***** Input data
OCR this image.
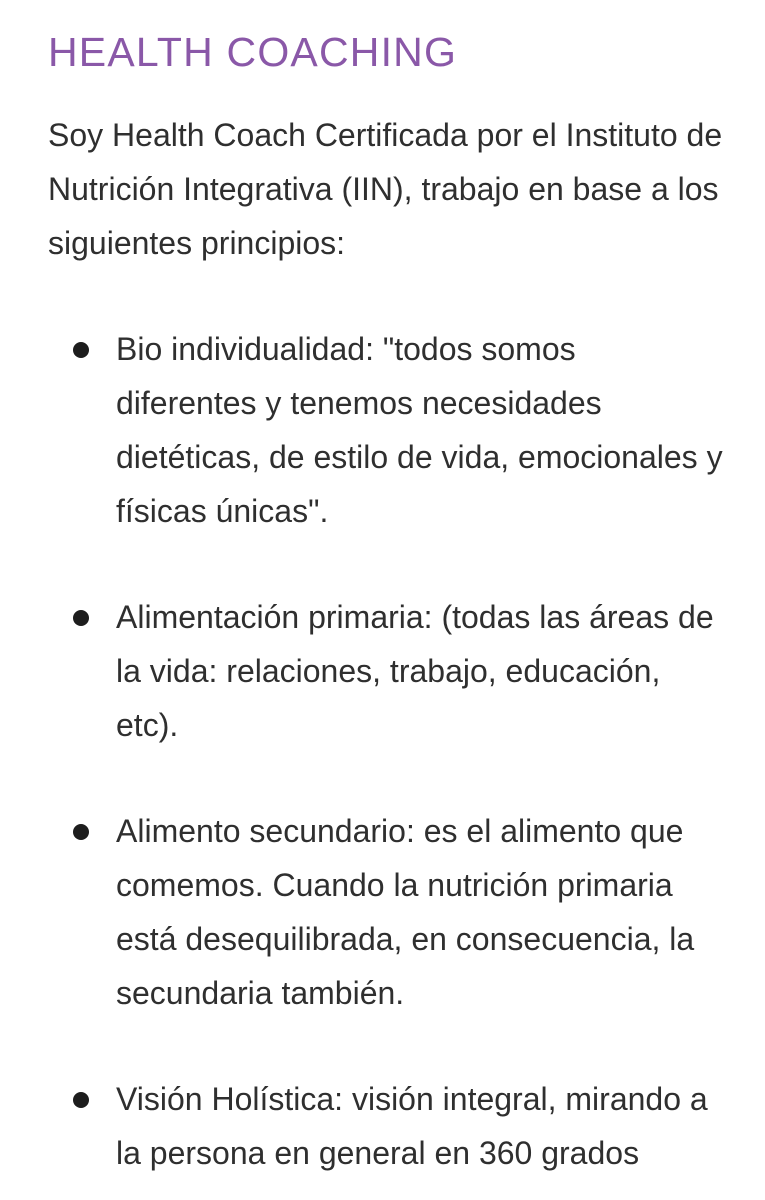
HEALTH COACHING

Soy Health Coach Certificada por el Instituto de Nutrición Integrativa (IIN), trabajo en base a los siguientes principios:

Bio individualidad: "todos somos diferentes y tenemos necesidades dietéticas, de estilo de vida, emocionales y físicas únicas".
Alimentación primaria: (todas las áreas de la vida: relaciones, trabajo, educación, etc).
Alimento secundario: es el alimento que comemos. Cuando la nutrición primaria está desequilibrada, en consecuencia, la secundaria también.
Visión Holística: visión integral, mirando a la persona en general en 360 grados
**********
To do = Transcribe the records verbatim and omit the images.

Finished answer =
OCR this image.
HEALTH COACHING

Soy Health Coach Certificada por el Instituto de Nutrición Integrativa (IIN), trabajo en base a los siguientes principios:

Bio individualidad: "todos somos diferentes y tenemos necesidades dietéticas, de estilo de vida, emocionales y físicas únicas".
Alimentación primaria: (todas las áreas de la vida: relaciones, trabajo, educación, etc).
Alimento secundario: es el alimento que comemos. Cuando la nutrición primaria está desequilibrada, en consecuencia, la secundaria también.
Visión Holística: visión integral, mirando a la persona en general en 360 grados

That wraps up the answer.